• _STATED PROBLEM_:
Restate the data below word for word. Skip any images it contains.
********************
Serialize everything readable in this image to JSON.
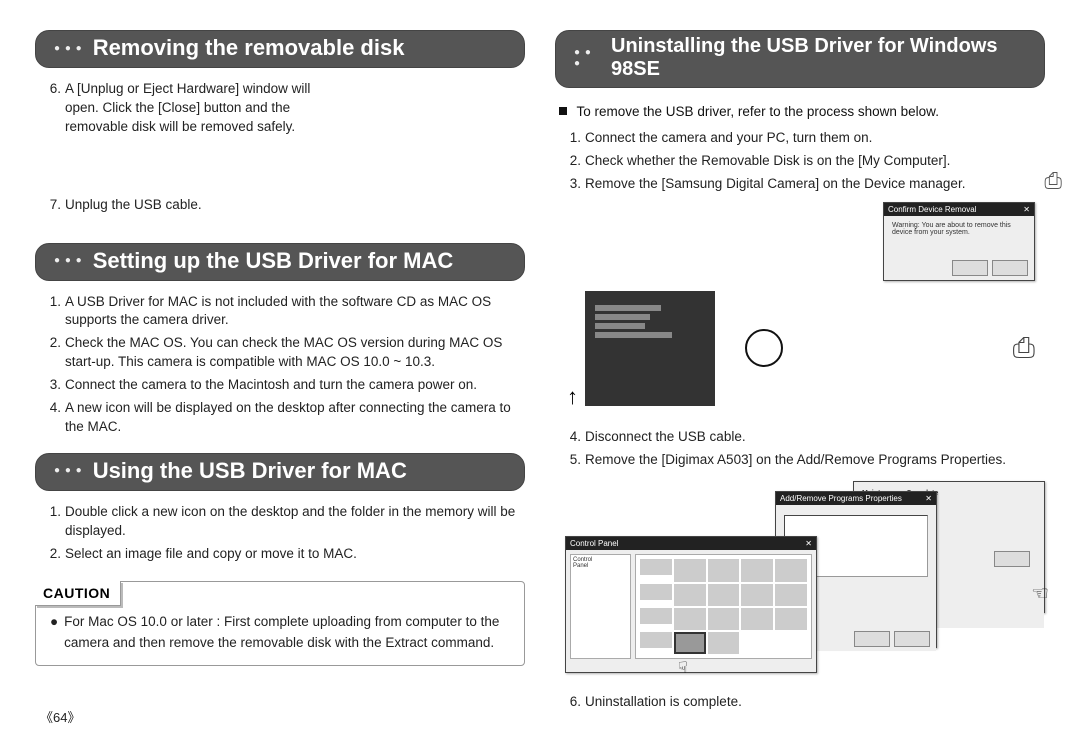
{
  "page_number": "《64》",
  "left": {
    "sec1_title": "Removing the removable disk",
    "sec1_items": [
      {
        "n": "6.",
        "t": "A [Unplug or Eject Hardware] window will open. Click the [Close] button and the removable disk will be removed safely."
      },
      {
        "n": "7.",
        "t": "Unplug the USB cable."
      }
    ],
    "sec2_title": "Setting up the USB Driver for MAC",
    "sec2_items": [
      {
        "n": "1.",
        "t": "A USB Driver for MAC is not included with the software CD as MAC OS supports the camera driver."
      },
      {
        "n": "2.",
        "t": "Check the MAC OS. You can check the MAC OS version during MAC OS start-up.  This camera is compatible with MAC OS 10.0 ~ 10.3."
      },
      {
        "n": "3.",
        "t": "Connect the camera to the Macintosh and turn the camera power on."
      },
      {
        "n": "4.",
        "t": "A new icon will be displayed on the desktop after connecting the camera to the MAC."
      }
    ],
    "sec3_title": "Using the USB Driver for MAC",
    "sec3_items": [
      {
        "n": "1.",
        "t": "Double click a new icon on the desktop and the folder in the memory will be displayed."
      },
      {
        "n": "2.",
        "t": "Select an image file and copy or move it to MAC."
      }
    ],
    "caution_label": "CAUTION",
    "caution_text": "For Mac OS 10.0 or later : First complete uploading from computer to the camera and then remove the removable disk with the Extract command."
  },
  "right": {
    "sec1_title": "Uninstalling the USB Driver for Windows 98SE",
    "lead": "To remove the USB driver, refer to the process shown below.",
    "items_a": [
      {
        "n": "1.",
        "t": "Connect the camera and your PC, turn them on."
      },
      {
        "n": "2.",
        "t": "Check whether the Removable Disk is on the [My Computer]."
      },
      {
        "n": "3.",
        "t": "Remove the [Samsung Digital Camera] on the Device manager."
      }
    ],
    "dialog1_title": "Confirm Device Removal",
    "dialog1_text": "Warning: You are about to remove this device from your system.",
    "items_b": [
      {
        "n": "4.",
        "t": "Disconnect the USB cable."
      },
      {
        "n": "5.",
        "t": "Remove the [Digimax A503] on the Add/Remove Programs Properties."
      }
    ],
    "dialog_props_title": "Add/Remove Programs Properties",
    "dialog_panel_title": "Control Panel",
    "dialog_wiz_title": "Maintenance Complete",
    "items_c": [
      {
        "n": "6.",
        "t": "Uninstallation is complete."
      }
    ]
  }
}
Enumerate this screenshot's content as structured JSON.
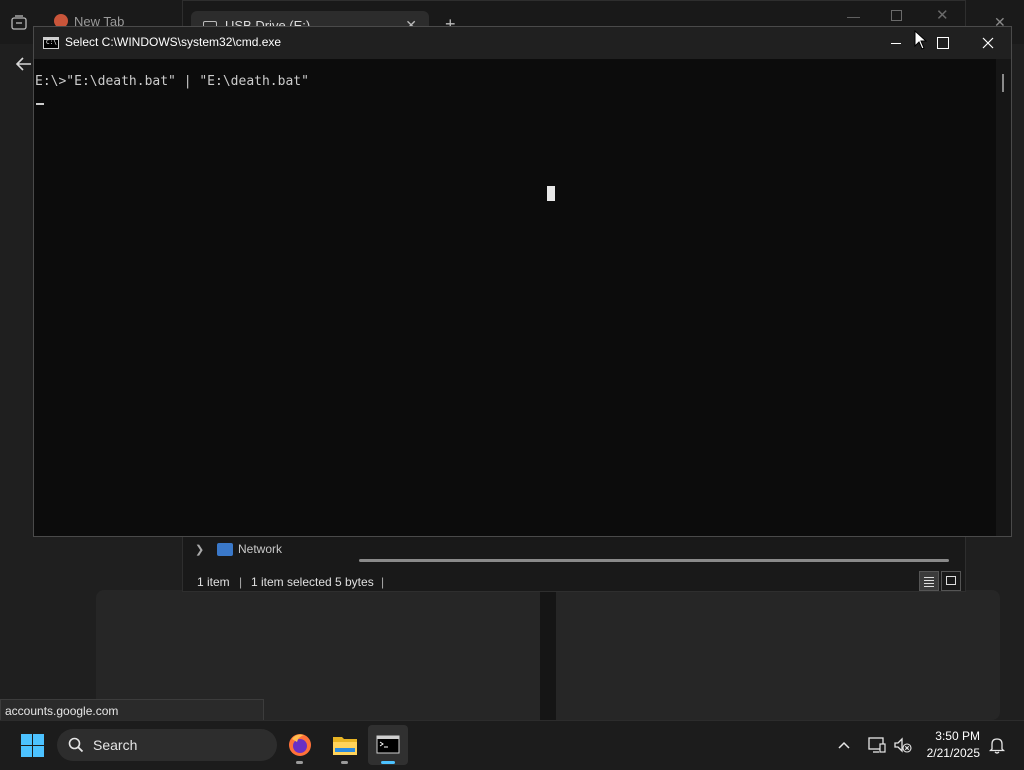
{
  "browser": {
    "tab_title": "New Tab",
    "status_url": "accounts.google.com"
  },
  "explorer": {
    "tab_title": "USB Drive (E:)",
    "nav_item": "Network",
    "status": {
      "items": "1 item",
      "selected": "1 item selected",
      "size": "5 bytes"
    }
  },
  "cmd": {
    "title": "Select C:\\WINDOWS\\system32\\cmd.exe",
    "icon_text": "C:\\",
    "command_line": "E:\\>\"E:\\death.bat\" | \"E:\\death.bat\""
  },
  "taskbar": {
    "search_label": "Search",
    "time": "3:50 PM",
    "date": "2/21/2025",
    "apps": [
      "firefox-icon",
      "file-explorer-icon",
      "terminal-icon"
    ]
  },
  "colors": {
    "accent": "#4cc2ff",
    "console_bg": "#0c0c0c",
    "console_text": "#cccccc",
    "taskbar_bg": "#1c1c1c"
  }
}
********************
• _SOLUTION FOR THIS TASK_:
Serialize everything readable in this image to JSON.
{
  "page_number": "《64》",
  "left": {
    "sec1_title": "Removing the removable disk",
    "sec1_items": [
      {
        "n": "6.",
        "t": "A [Unplug or Eject Hardware] window will open. Click the [Close] button and the removable disk will be removed safely."
      },
      {
        "n": "7.",
        "t": "Unplug the USB cable."
      }
    ],
    "sec2_title": "Setting up the USB Driver for MAC",
    "sec2_items": [
      {
        "n": "1.",
        "t": "A USB Driver for MAC is not included with the software CD as MAC OS supports the camera driver."
      },
      {
        "n": "2.",
        "t": "Check the MAC OS. You can check the MAC OS version during MAC OS start-up.  This camera is compatible with MAC OS 10.0 ~ 10.3."
      },
      {
        "n": "3.",
        "t": "Connect the camera to the Macintosh and turn the camera power on."
      },
      {
        "n": "4.",
        "t": "A new icon will be displayed on the desktop after connecting the camera to the MAC."
      }
    ],
    "sec3_title": "Using the USB Driver for MAC",
    "sec3_items": [
      {
        "n": "1.",
        "t": "Double click a new icon on the desktop and the folder in the memory will be displayed."
      },
      {
        "n": "2.",
        "t": "Select an image file and copy or move it to MAC."
      }
    ],
    "caution_label": "CAUTION",
    "caution_text": "For Mac OS 10.0 or later : First complete uploading from computer to the camera and then remove the removable disk with the Extract command."
  },
  "right": {
    "sec1_title": "Uninstalling the USB Driver for Windows 98SE",
    "lead": "To remove the USB driver, refer to the process shown below.",
    "items_a": [
      {
        "n": "1.",
        "t": "Connect the camera and your PC, turn them on."
      },
      {
        "n": "2.",
        "t": "Check whether the Removable Disk is on the [My Computer]."
      },
      {
        "n": "3.",
        "t": "Remove the [Samsung Digital Camera] on the Device manager."
      }
    ],
    "dialog1_title": "Confirm Device Removal",
    "dialog1_text": "Warning: You are about to remove this device from your system.",
    "items_b": [
      {
        "n": "4.",
        "t": "Disconnect the USB cable."
      },
      {
        "n": "5.",
        "t": "Remove the [Digimax A503] on the Add/Remove Programs Properties."
      }
    ],
    "dialog_props_title": "Add/Remove Programs Properties",
    "dialog_panel_title": "Control Panel",
    "dialog_wiz_title": "Maintenance Complete",
    "items_c": [
      {
        "n": "6.",
        "t": "Uninstallation is complete."
      }
    ]
  }
}
Enumerate this screenshot's content as structured JSON.
{
  "browser": {
    "tab_title": "New Tab",
    "status_url": "accounts.google.com"
  },
  "explorer": {
    "tab_title": "USB Drive (E:)",
    "nav_item": "Network",
    "status": {
      "items": "1 item",
      "selected": "1 item selected",
      "size": "5 bytes"
    }
  },
  "cmd": {
    "title": "Select C:\\WINDOWS\\system32\\cmd.exe",
    "icon_text": "C:\\",
    "command_line": "E:\\>\"E:\\death.bat\" | \"E:\\death.bat\""
  },
  "taskbar": {
    "search_label": "Search",
    "time": "3:50 PM",
    "date": "2/21/2025",
    "apps": [
      "firefox-icon",
      "file-explorer-icon",
      "terminal-icon"
    ]
  },
  "colors": {
    "accent": "#4cc2ff",
    "console_bg": "#0c0c0c",
    "console_text": "#cccccc",
    "taskbar_bg": "#1c1c1c"
  }
}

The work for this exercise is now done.